● Sayfa:
/---

Üç gün içinde itiraz etmediği için üçüncü kişinin istihkak iddiasını kabul etmiş sayılan alacaklının süresinden sonra yaptığı itiraz üzerine icra müdürlüğünce prosedürün işletilmesi icra mahkemesince de bu hususun gözden kaçırılarak takibin devamına ve istihkak iddia edenin yedi gün içinde dava açması için süre verilmesi sonucu dava açılması üç günlük hak düşürücü sürenin geçirilmiş olması ile doğan sonuçları ortadan kaldırmaz. Üçüncü kişinin istihkak iddiası alacaklı tarafından kabul edilmiş sayıldığından davacının dava açmakta hukuki yararı yoktur. Davanın reddi ile yargılama giderlerinin davacı üzerinde bırakılması gerekir. (21. HD. 07.3.2000 1930-1963 )
İstihkak iddiasına alacaklı veya borçlu üç günlük sürede itiraz ederse icra müdürlüğünce icra dosyası icra mahkemesine gönderilir. İcra mahkemesi dosya üzerinden veya gerek görürse ilgilileri davet ederek duruşma yapmak sureti ile edineceği kanaate göre takibin devamına veya talikine karar verir.
İİK. 97 ve 99. maddelerinde yazılı prosedürü uygulayacak olan asıl takibin yapıldığı yer icra müdürlüğüdür. ( 12. HD. 22.12.2005 22335-25798 )

\---

● Yönergeler:
(A) İstihkak iddiasıyla ilgili metinden "Üç gün içinde" sözlerini içeren yerden başlayın ve "07.3.2000 1930-1963 )" sözlerinden sonra durarak bu bölümü aynen yeniden yazın.
(B) İstihkak iddiasıyla ilgili metne göre aşağıdaki soruları yanıtlayın.
(i) Dosyanın icra mahkemesine gönderilmesi için alacaklı veya borçlu istihkak iddiasına hangi sürede itiraz etmelidir?
(ii) İİK 97 ve 99. maddelerinde yazılı prosedürü uygulayacak yer neresidir?
(iii) Davanın reddinde yargılama giderleri kimin üzerinde bırakılmalıdır?

● Gösterilen veriler:
/---

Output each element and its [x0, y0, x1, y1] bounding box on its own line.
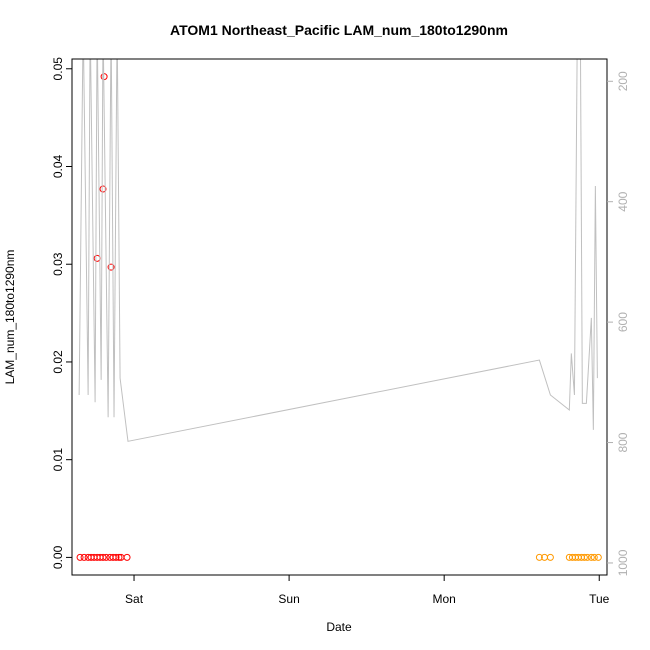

\---

● Sorunların çözümleri:
(A)
Üç gün içinde itiraz etmediği için üçüncü kişinin istihkak iddiasını kabul etmiş sayılan alacaklının süresinden sonra yaptığı itiraz üzerine icra müdürlüğünce prosedürün işletilmesi icra mahkemesince de bu hususun gözden kaçırılarak takibin devamına ve istihkak iddia edenin yedi gün içinde dava açması için süre verilmesi sonucu dava açılması üç günlük hak düşürücü sürenin geçirilmiş olması ile doğan sonuçları ortadan kaldırmaz. Üçüncü kişinin istihkak iddiası alacaklı tarafından kabul edilmiş sayıldığından davacının dava açmakta hukuki yararı yoktur. Davanın reddi ile yargılama giderlerinin davacı üzerinde bırakılması gerekir. (21. HD. 07.3.2000 1930-1963 )

(B)
(i) Alacaklı veya borçlu istihkak iddiasına üç günlük sürede itiraz etmelidir.
(ii) Bu prosedürü asıl takibin yapıldığı yer icra müdürlüğü uygular.
(iii) Yargılama giderleri davacının üzerinde bırakılmalıdır.